Short exercise A: In the entries, from the first line through the line containing "label-word: Feeling <box>624", change "Doing/Not Doing" to "Acting/Not Acting" and leave everything else untouched.

Strong economic growth is expected over the next several months in the Twin Cities according to the prediction of the St. Cloud State University Twin Cities Index of Leading Economic Indicators (LEI). The Twin Cities LEI rose 8.86 points in the fourth quarter after a weak reading in the previous quarter. Four of the five index components increased in the fourth quarter. Slightly higher initial claims for unemployment insurance were the only index component that had a negative impact on this quarter’s LEI. Strength in two general measures of statewide business conditions had a positive effect on the index. Higher residential building permits in the Twin Cities MSA and increased new filings of business incorporation and LLC also helped lift the Twin Cities LEI.

There were 9,315 new business filings with the Office of the Minnesota Secretary of State in the seven-county metro area in the fourth quarter of 2016—representing a 3.3 percent increase from one year ago. There were 1,333 new regional business incorporations in the fourth quarter, 0.8 fewer than year ago levels. Fourth quarter new LLC filings rose to 5,784 in the seven-county metro area—a 6.3 percent increase compared to the fourth quarter of 2015. New assumed names totaled 1,800 in the fourth quarter. This was 2 percent lower than one year ago. There were 398 new filings for non-profit in the Twin Cities in the fourth quarter of 2016, 1.3 percent more filings than one year earlier.

Based on preliminary data, Twin Cities planning area employment decreased by 1.5 percent over the year ending December 2016. At 3.4 percent, the planning area’s unemployment rate was considerably higher than one year earlier. Initial claims for unemployment insurance were lower than year ago levels, falling by 7.2 percent to 10,861. The average weekly wage in the Twin Cities planning area was $1,117 in the most recent reporting period. This was $18 (1.6%) more than one year earlier. The planning area labor force contracted by 1.1 percent over the year ending in December 2016. Annual bankruptcies continued to decline in the Twin Cities over the past twelve months. Average weekly hours and average hourly earnings were both higher in the metro area and the relative cost of living declined.

Short exercise B: In the Twin Cities economic report, how many new LLC filings were there in the seven-county metro area in the fourth quarter?

Element position data:
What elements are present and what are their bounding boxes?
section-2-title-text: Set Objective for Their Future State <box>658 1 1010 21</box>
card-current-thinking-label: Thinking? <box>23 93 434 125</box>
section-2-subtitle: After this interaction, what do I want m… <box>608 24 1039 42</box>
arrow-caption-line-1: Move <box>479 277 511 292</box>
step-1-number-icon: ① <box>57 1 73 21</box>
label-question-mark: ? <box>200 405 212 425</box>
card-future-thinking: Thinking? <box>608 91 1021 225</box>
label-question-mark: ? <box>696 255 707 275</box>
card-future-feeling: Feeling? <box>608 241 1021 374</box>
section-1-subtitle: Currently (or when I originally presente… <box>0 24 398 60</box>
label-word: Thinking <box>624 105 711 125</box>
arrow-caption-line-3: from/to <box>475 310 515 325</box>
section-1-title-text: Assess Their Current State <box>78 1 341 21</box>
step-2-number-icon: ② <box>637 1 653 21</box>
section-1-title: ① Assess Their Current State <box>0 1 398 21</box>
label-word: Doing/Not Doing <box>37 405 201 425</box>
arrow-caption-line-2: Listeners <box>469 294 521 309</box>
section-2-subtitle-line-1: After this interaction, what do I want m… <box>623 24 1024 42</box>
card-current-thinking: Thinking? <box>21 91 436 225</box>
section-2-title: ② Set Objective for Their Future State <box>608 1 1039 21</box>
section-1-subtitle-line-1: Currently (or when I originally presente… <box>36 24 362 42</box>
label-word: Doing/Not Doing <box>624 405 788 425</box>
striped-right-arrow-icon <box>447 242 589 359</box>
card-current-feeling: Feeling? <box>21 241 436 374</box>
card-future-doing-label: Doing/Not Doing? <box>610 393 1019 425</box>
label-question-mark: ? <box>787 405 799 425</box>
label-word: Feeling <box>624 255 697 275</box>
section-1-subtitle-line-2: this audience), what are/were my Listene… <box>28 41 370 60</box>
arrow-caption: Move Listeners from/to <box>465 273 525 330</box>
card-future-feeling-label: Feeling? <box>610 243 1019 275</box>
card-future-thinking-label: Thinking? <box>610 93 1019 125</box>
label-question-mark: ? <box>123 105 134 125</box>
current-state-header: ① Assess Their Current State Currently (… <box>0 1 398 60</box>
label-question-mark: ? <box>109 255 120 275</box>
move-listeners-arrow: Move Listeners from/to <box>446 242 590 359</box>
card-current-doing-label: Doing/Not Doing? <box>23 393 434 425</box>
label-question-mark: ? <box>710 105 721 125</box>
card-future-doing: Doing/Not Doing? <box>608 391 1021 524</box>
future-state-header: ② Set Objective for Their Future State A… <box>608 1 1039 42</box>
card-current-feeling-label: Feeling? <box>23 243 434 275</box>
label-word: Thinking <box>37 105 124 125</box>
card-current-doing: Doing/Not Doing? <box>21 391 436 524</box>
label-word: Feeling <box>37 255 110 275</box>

Complete answer A:
What elements are present and what are their bounding boxes?
section-2-title-text: Set Objective for Their Future State <box>658 1 1010 21</box>
card-current-thinking-label: Thinking? <box>23 93 434 125</box>
section-2-subtitle: After this interaction, what do I want m… <box>608 24 1039 42</box>
arrow-caption-line-1: Move <box>479 277 511 292</box>
step-1-number-icon: ① <box>57 1 73 21</box>
label-question-mark: ? <box>200 405 212 425</box>
card-future-thinking: Thinking? <box>608 91 1021 225</box>
label-question-mark: ? <box>696 255 707 275</box>
card-future-feeling: Feeling? <box>608 241 1021 374</box>
section-1-subtitle: Currently (or when I originally presente… <box>0 24 398 60</box>
label-word: Thinking <box>624 105 711 125</box>
arrow-caption-line-3: from/to <box>475 310 515 325</box>
section-1-title-text: Assess Their Current State <box>78 1 341 21</box>
step-2-number-icon: ② <box>637 1 653 21</box>
section-1-title: ① Assess Their Current State <box>0 1 398 21</box>
label-word: Acting/Not Acting <box>37 405 201 425</box>
arrow-caption-line-2: Listeners <box>469 294 521 309</box>
section-2-subtitle-line-1: After this interaction, what do I want m… <box>623 24 1024 42</box>
card-current-thinking: Thinking? <box>21 91 436 225</box>
section-2-title: ② Set Objective for Their Future State <box>608 1 1039 21</box>
section-1-subtitle-line-1: Currently (or when I originally presente… <box>36 24 362 42</box>
label-word: Acting/Not Acting <box>624 405 788 425</box>
striped-right-arrow-icon <box>447 242 589 359</box>
card-current-feeling: Feeling? <box>21 241 436 374</box>
card-future-doing-label: Acting/Not Acting? <box>610 393 1019 425</box>
label-question-mark: ? <box>787 405 799 425</box>
label-word: Feeling <box>624 255 697 275</box>

Complete answer B: 5,784